Figure content listings
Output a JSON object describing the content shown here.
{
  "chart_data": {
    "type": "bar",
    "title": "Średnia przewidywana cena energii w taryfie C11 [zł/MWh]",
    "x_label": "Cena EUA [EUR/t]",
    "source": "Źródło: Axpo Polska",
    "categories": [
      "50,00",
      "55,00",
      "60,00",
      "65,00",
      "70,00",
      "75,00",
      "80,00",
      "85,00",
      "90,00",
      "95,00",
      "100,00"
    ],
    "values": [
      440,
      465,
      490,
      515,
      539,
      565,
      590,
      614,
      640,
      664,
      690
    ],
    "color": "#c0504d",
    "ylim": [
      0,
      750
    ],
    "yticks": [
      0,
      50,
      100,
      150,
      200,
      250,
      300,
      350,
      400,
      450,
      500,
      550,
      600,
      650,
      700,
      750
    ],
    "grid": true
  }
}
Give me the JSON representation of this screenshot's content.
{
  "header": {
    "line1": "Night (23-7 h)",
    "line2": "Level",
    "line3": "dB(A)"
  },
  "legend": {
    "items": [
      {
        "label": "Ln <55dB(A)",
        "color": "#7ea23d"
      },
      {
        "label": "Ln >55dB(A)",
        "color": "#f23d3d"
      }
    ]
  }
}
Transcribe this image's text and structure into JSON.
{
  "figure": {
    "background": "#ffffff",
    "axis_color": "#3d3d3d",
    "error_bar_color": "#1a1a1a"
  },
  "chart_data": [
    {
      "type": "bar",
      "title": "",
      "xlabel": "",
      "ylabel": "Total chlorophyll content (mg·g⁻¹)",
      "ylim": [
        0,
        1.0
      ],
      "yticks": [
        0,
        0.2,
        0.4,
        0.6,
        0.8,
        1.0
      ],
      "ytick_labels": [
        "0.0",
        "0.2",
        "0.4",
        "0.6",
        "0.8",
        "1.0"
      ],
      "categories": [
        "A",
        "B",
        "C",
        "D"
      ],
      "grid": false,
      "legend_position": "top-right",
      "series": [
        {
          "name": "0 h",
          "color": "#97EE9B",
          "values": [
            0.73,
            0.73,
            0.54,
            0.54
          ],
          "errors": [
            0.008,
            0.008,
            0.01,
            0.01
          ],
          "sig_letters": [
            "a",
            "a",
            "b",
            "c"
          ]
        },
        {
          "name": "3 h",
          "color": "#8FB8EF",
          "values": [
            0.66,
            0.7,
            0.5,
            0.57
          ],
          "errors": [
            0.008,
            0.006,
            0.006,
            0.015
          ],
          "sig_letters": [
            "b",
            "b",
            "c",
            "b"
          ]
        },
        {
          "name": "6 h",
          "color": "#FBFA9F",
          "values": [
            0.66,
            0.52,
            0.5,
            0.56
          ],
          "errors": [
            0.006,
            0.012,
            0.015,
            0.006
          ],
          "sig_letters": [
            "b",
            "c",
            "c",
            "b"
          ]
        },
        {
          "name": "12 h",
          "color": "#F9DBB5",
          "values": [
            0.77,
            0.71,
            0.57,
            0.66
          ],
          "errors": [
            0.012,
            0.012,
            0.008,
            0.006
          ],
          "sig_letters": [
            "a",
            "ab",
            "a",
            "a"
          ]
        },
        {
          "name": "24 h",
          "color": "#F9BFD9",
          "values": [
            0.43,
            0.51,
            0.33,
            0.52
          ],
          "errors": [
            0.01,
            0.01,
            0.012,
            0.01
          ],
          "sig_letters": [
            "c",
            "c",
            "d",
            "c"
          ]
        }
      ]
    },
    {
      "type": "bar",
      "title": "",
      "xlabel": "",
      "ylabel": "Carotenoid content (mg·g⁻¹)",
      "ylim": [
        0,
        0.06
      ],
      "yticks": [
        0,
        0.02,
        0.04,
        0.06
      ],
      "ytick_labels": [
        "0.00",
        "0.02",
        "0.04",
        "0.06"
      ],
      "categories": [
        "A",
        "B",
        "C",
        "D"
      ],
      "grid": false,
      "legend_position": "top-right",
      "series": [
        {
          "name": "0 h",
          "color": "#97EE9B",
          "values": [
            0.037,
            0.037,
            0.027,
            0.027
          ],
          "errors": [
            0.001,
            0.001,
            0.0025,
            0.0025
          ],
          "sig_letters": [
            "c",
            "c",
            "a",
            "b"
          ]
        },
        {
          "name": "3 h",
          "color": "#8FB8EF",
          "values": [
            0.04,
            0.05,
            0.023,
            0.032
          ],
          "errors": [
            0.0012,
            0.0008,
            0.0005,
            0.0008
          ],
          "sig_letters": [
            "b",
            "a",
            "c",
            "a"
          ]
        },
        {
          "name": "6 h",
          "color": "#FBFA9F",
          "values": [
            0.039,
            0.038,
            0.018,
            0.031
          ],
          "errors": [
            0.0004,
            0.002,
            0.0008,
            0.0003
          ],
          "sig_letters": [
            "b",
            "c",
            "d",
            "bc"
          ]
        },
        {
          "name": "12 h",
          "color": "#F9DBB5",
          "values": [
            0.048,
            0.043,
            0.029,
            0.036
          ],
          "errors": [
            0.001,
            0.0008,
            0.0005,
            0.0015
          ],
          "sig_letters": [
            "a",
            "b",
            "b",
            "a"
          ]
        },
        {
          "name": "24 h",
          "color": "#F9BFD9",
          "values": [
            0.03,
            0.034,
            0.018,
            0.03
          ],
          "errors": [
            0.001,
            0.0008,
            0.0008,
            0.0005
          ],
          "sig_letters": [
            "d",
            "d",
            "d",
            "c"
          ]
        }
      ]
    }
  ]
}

● **WHAT YOU WILL DO**
Extract the complete listing above, reproducing each line exactly.

● **SOLUTION TO THE PROBLEM**
Output a JSON object describing the content shown here.
{
  "chart_data": {
    "type": "bar",
    "title": "Średnia przewidywana cena energii w taryfie C11 [zł/MWh]",
    "x_label": "Cena EUA [EUR/t]",
    "source": "Źródło: Axpo Polska",
    "categories": [
      "50,00",
      "55,00",
      "60,00",
      "65,00",
      "70,00",
      "75,00",
      "80,00",
      "85,00",
      "90,00",
      "95,00",
      "100,00"
    ],
    "values": [
      440,
      465,
      490,
      515,
      539,
      565,
      590,
      614,
      640,
      664,
      690
    ],
    "color": "#c0504d",
    "ylim": [
      0,
      750
    ],
    "yticks": [
      0,
      50,
      100,
      150,
      200,
      250,
      300,
      350,
      400,
      450,
      500,
      550,
      600,
      650,
      700,
      750
    ],
    "grid": true
  }
}
Give me the JSON representation of this screenshot's content.
{
  "header": {
    "line1": "Night (23-7 h)",
    "line2": "Level",
    "line3": "dB(A)"
  },
  "legend": {
    "items": [
      {
        "label": "Ln <55dB(A)",
        "color": "#7ea23d"
      },
      {
        "label": "Ln >55dB(A)",
        "color": "#f23d3d"
      }
    ]
  }
}
Transcribe this image's text and structure into JSON.
{
  "figure": {
    "background": "#ffffff",
    "axis_color": "#3d3d3d",
    "error_bar_color": "#1a1a1a"
  },
  "chart_data": [
    {
      "type": "bar",
      "title": "",
      "xlabel": "",
      "ylabel": "Total chlorophyll content (mg·g⁻¹)",
      "ylim": [
        0,
        1.0
      ],
      "yticks": [
        0,
        0.2,
        0.4,
        0.6,
        0.8,
        1.0
      ],
      "ytick_labels": [
        "0.0",
        "0.2",
        "0.4",
        "0.6",
        "0.8",
        "1.0"
      ],
      "categories": [
        "A",
        "B",
        "C",
        "D"
      ],
      "grid": false,
      "legend_position": "top-right",
      "series": [
        {
          "name": "0 h",
          "color": "#97EE9B",
          "values": [
            0.73,
            0.73,
            0.54,
            0.54
          ],
          "errors": [
            0.008,
            0.008,
            0.01,
            0.01
          ],
          "sig_letters": [
            "a",
            "a",
            "b",
            "c"
          ]
        },
        {
          "name": "3 h",
          "color": "#8FB8EF",
          "values": [
            0.66,
            0.7,
            0.5,
            0.57
          ],
          "errors": [
            0.008,
            0.006,
            0.006,
            0.015
          ],
          "sig_letters": [
            "b",
            "b",
            "c",
            "b"
          ]
        },
        {
          "name": "6 h",
          "color": "#FBFA9F",
          "values": [
            0.66,
            0.52,
            0.5,
            0.56
          ],
          "errors": [
            0.006,
            0.012,
            0.015,
            0.006
          ],
          "sig_letters": [
            "b",
            "c",
            "c",
            "b"
          ]
        },
        {
          "name": "12 h",
          "color": "#F9DBB5",
          "values": [
            0.77,
            0.71,
            0.57,
            0.66
          ],
          "errors": [
            0.012,
            0.012,
            0.008,
            0.006
          ],
          "sig_letters": [
            "a",
            "ab",
            "a",
            "a"
          ]
        },
        {
          "name": "24 h",
          "color": "#F9BFD9",
          "values": [
            0.43,
            0.51,
            0.33,
            0.52
          ],
          "errors": [
            0.01,
            0.01,
            0.012,
            0.01
          ],
          "sig_letters": [
            "c",
            "c",
            "d",
            "c"
          ]
        }
      ]
    },
    {
      "type": "bar",
      "title": "",
      "xlabel": "",
      "ylabel": "Carotenoid content (mg·g⁻¹)",
      "ylim": [
        0,
        0.06
      ],
      "yticks": [
        0,
        0.02,
        0.04,
        0.06
      ],
      "ytick_labels": [
        "0.00",
        "0.02",
        "0.04",
        "0.06"
      ],
      "categories": [
        "A",
        "B",
        "C",
        "D"
      ],
      "grid": false,
      "legend_position": "top-right",
      "series": [
        {
          "name": "0 h",
          "color": "#97EE9B",
          "values": [
            0.037,
            0.037,
            0.027,
            0.027
          ],
          "errors": [
            0.001,
            0.001,
            0.0025,
            0.0025
          ],
          "sig_letters": [
            "c",
            "c",
            "a",
            "b"
          ]
        },
        {
          "name": "3 h",
          "color": "#8FB8EF",
          "values": [
            0.04,
            0.05,
            0.023,
            0.032
          ],
          "errors": [
            0.0012,
            0.0008,
            0.0005,
            0.0008
          ],
          "sig_letters": [
            "b",
            "a",
            "c",
            "a"
          ]
        },
        {
          "name": "6 h",
          "color": "#FBFA9F",
          "values": [
            0.039,
            0.038,
            0.018,
            0.031
          ],
          "errors": [
            0.0004,
            0.002,
            0.0008,
            0.0003
          ],
          "sig_letters": [
            "b",
            "c",
            "d",
            "bc"
          ]
        },
        {
          "name": "12 h",
          "color": "#F9DBB5",
          "values": [
            0.048,
            0.043,
            0.029,
            0.036
          ],
          "errors": [
            0.001,
            0.0008,
            0.0005,
            0.0015
          ],
          "sig_letters": [
            "a",
            "b",
            "b",
            "a"
          ]
        },
        {
          "name": "24 h",
          "color": "#F9BFD9",
          "values": [
            0.03,
            0.034,
            0.018,
            0.03
          ],
          "errors": [
            0.001,
            0.0008,
            0.0008,
            0.0005
          ],
          "sig_letters": [
            "d",
            "d",
            "d",
            "c"
          ]
        }
      ]
    }
  ]
}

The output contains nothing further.